>> start
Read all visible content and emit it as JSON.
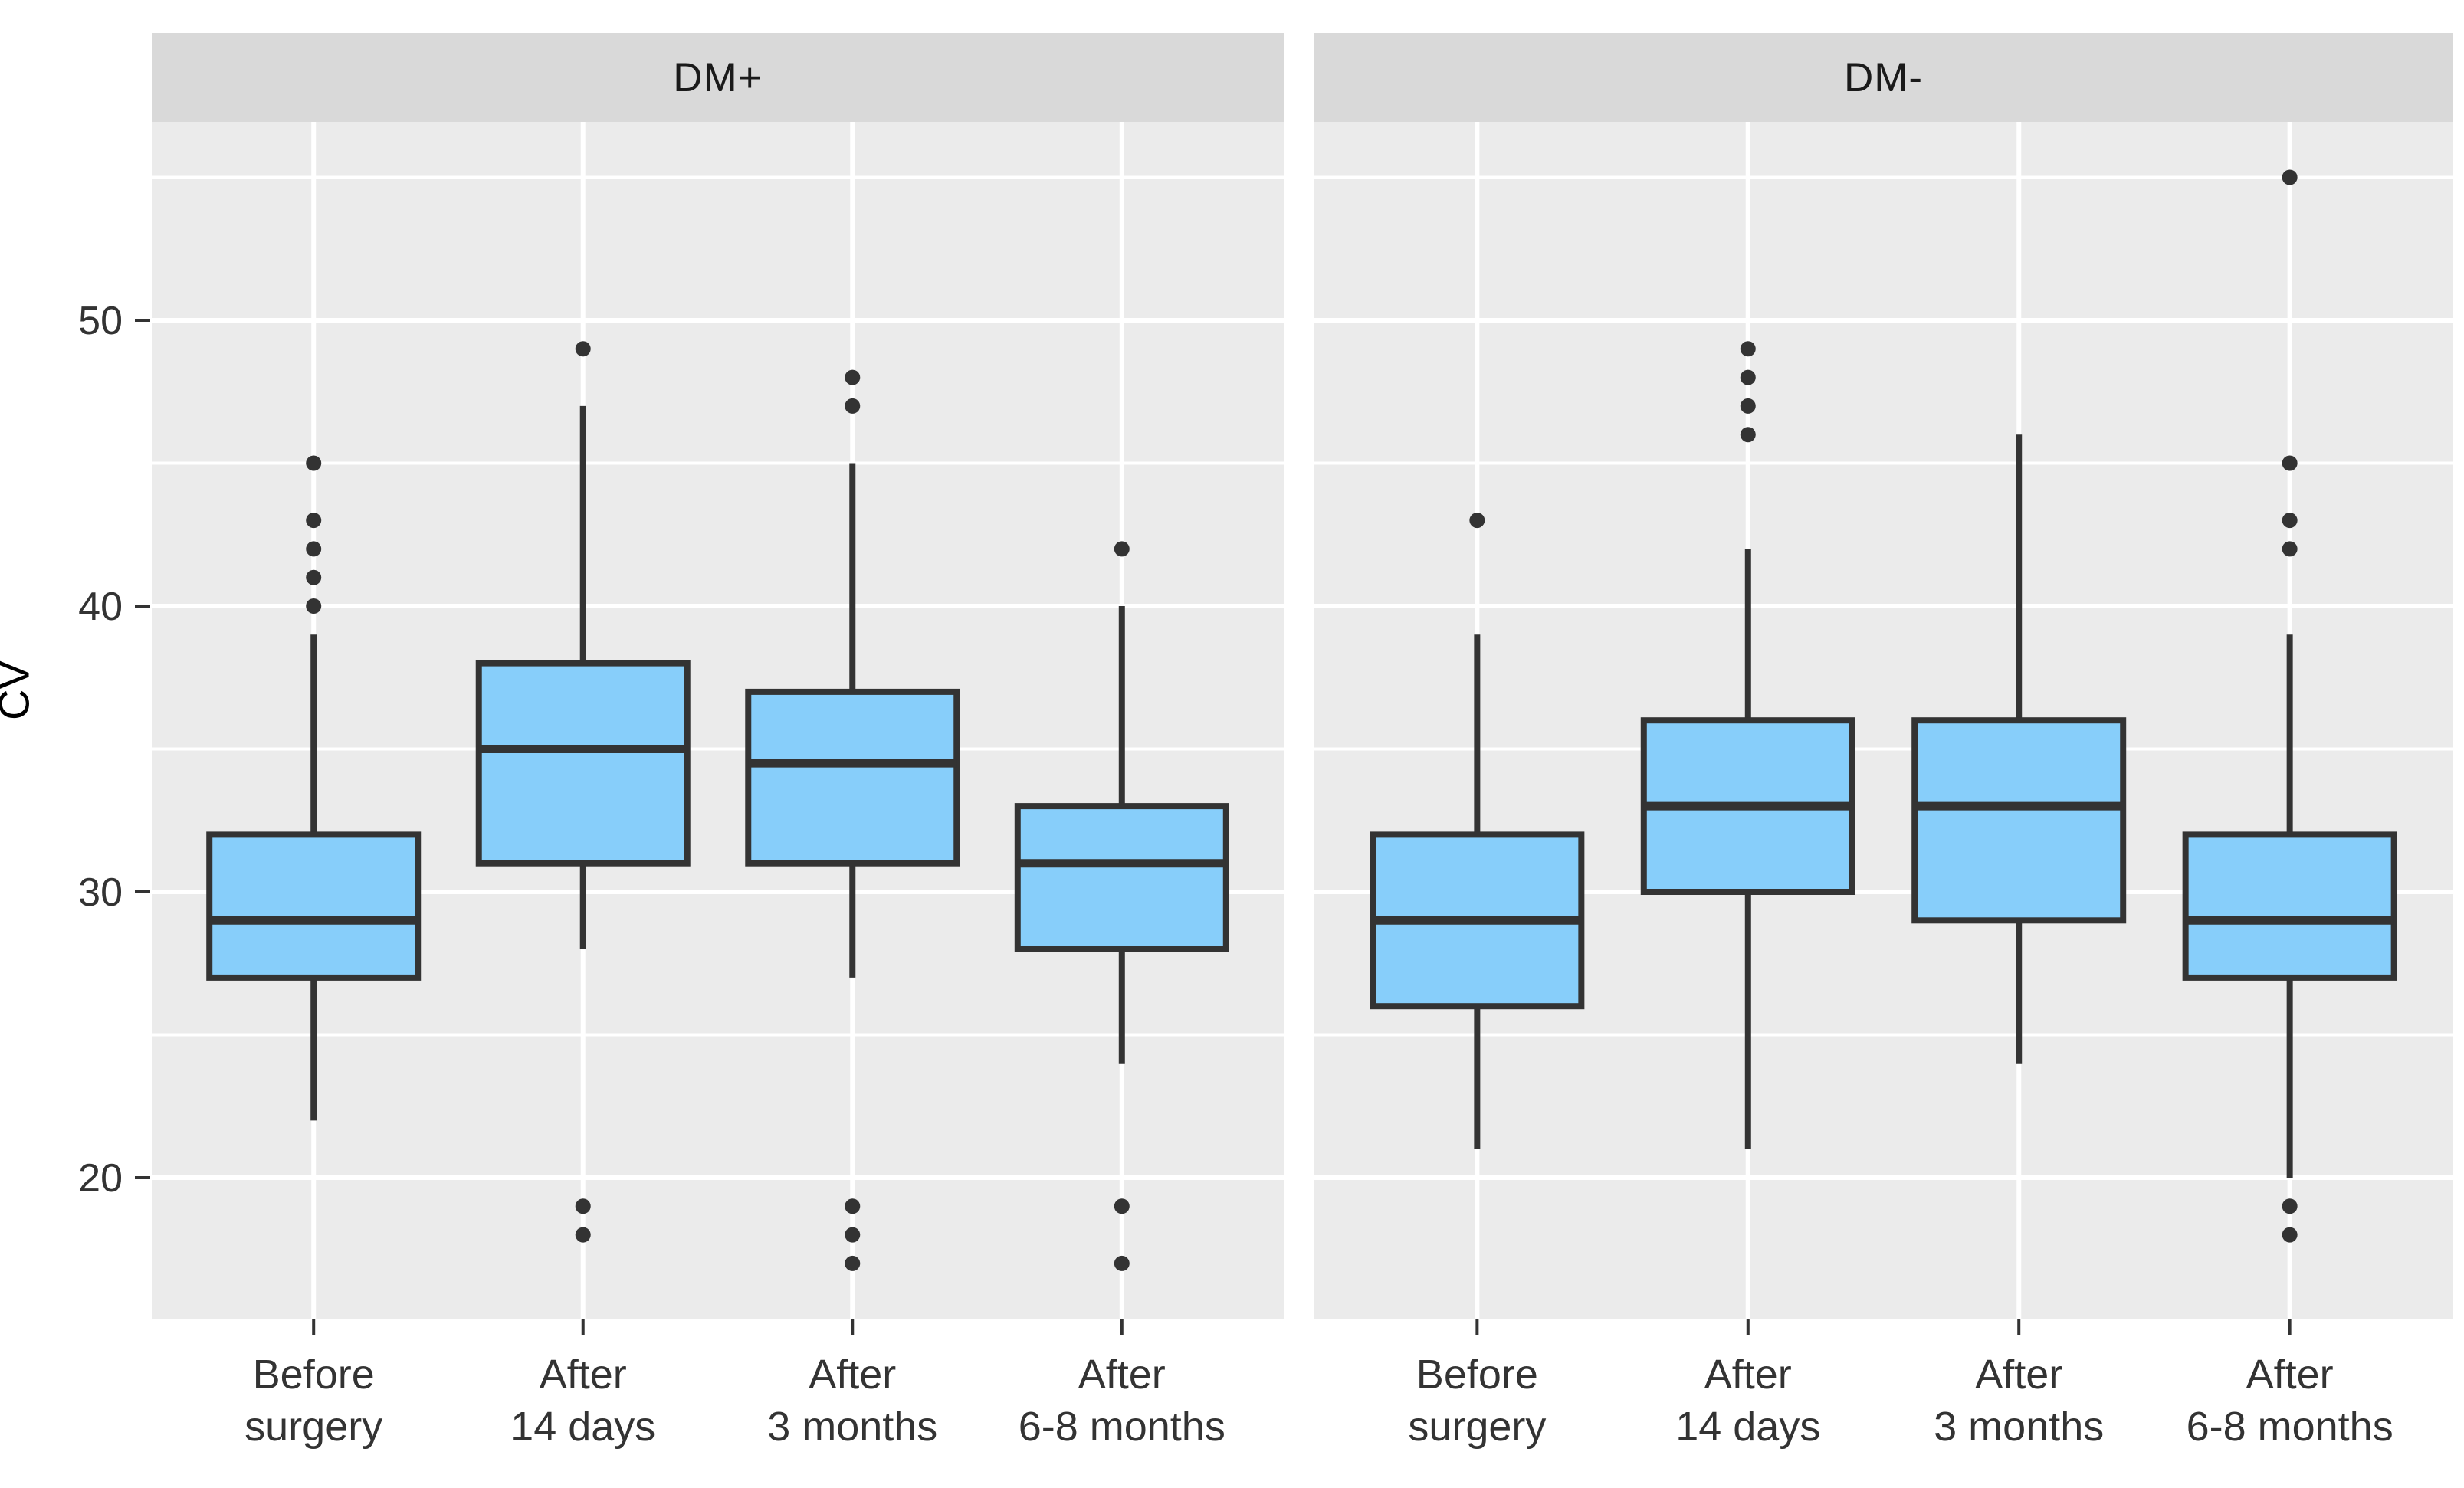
{
  "chart_data": {
    "type": "boxplot",
    "title": "",
    "ylabel": "CV",
    "xlabel": "",
    "y_axis": {
      "ticks": [
        50,
        40,
        30,
        20
      ],
      "minor_gridlines": [
        55,
        45,
        35,
        25
      ],
      "range": [
        15,
        57
      ],
      "grid": "on"
    },
    "x_categories": [
      {
        "label": "Before surgery",
        "line1": "Before",
        "line2": "surgery"
      },
      {
        "label": "After 14 days",
        "line1": "After",
        "line2": "14 days"
      },
      {
        "label": "After 3 months",
        "line1": "After",
        "line2": "3 months"
      },
      {
        "label": "After 6-8 months",
        "line1": "After",
        "line2": "6-8 months"
      }
    ],
    "facets": [
      {
        "label": "DM+",
        "boxes": [
          {
            "category": "Before surgery",
            "whisker_min": 22,
            "q1": 27,
            "median": 29,
            "q3": 32,
            "whisker_max": 39,
            "outliers": [
              40,
              41,
              42,
              43,
              45
            ]
          },
          {
            "category": "After 14 days",
            "whisker_min": 28,
            "q1": 31,
            "median": 35,
            "q3": 38,
            "whisker_max": 47,
            "outliers": [
              49,
              19,
              18
            ]
          },
          {
            "category": "After 3 months",
            "whisker_min": 27,
            "q1": 31,
            "median": 34.5,
            "q3": 37,
            "whisker_max": 45,
            "outliers": [
              48,
              47,
              19,
              18,
              17
            ]
          },
          {
            "category": "After 6-8 months",
            "whisker_min": 24,
            "q1": 28,
            "median": 31,
            "q3": 33,
            "whisker_max": 40,
            "outliers": [
              42,
              19,
              17
            ]
          }
        ]
      },
      {
        "label": "DM-",
        "boxes": [
          {
            "category": "Before surgery",
            "whisker_min": 21,
            "q1": 26,
            "median": 29,
            "q3": 32,
            "whisker_max": 39,
            "outliers": [
              43
            ]
          },
          {
            "category": "After 14 days",
            "whisker_min": 21,
            "q1": 30,
            "median": 33,
            "q3": 36,
            "whisker_max": 42,
            "outliers": [
              49,
              48,
              47,
              46
            ]
          },
          {
            "category": "After 3 months",
            "whisker_min": 24,
            "q1": 29,
            "median": 33,
            "q3": 36,
            "whisker_max": 46,
            "outliers": []
          },
          {
            "category": "After 6-8 months",
            "whisker_min": 20,
            "q1": 27,
            "median": 29,
            "q3": 32,
            "whisker_max": 39,
            "outliers": [
              55,
              45,
              43,
              42,
              19,
              18
            ]
          }
        ]
      }
    ],
    "style": {
      "panel_bg": "#EBEBEB",
      "strip_bg": "#D9D9D9",
      "gridline": "#FFFFFF",
      "box_fill": "#87CEFA",
      "box_stroke": "#333333",
      "outlier_color": "#333333",
      "axis_text": "#333333",
      "strip_text": "#1A1A1A",
      "axis_title_color": "#000000"
    }
  }
}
>> end
[To do]
Count how many lines of the listing above include "surgery" and report that number alone.

[Solved exercise]
4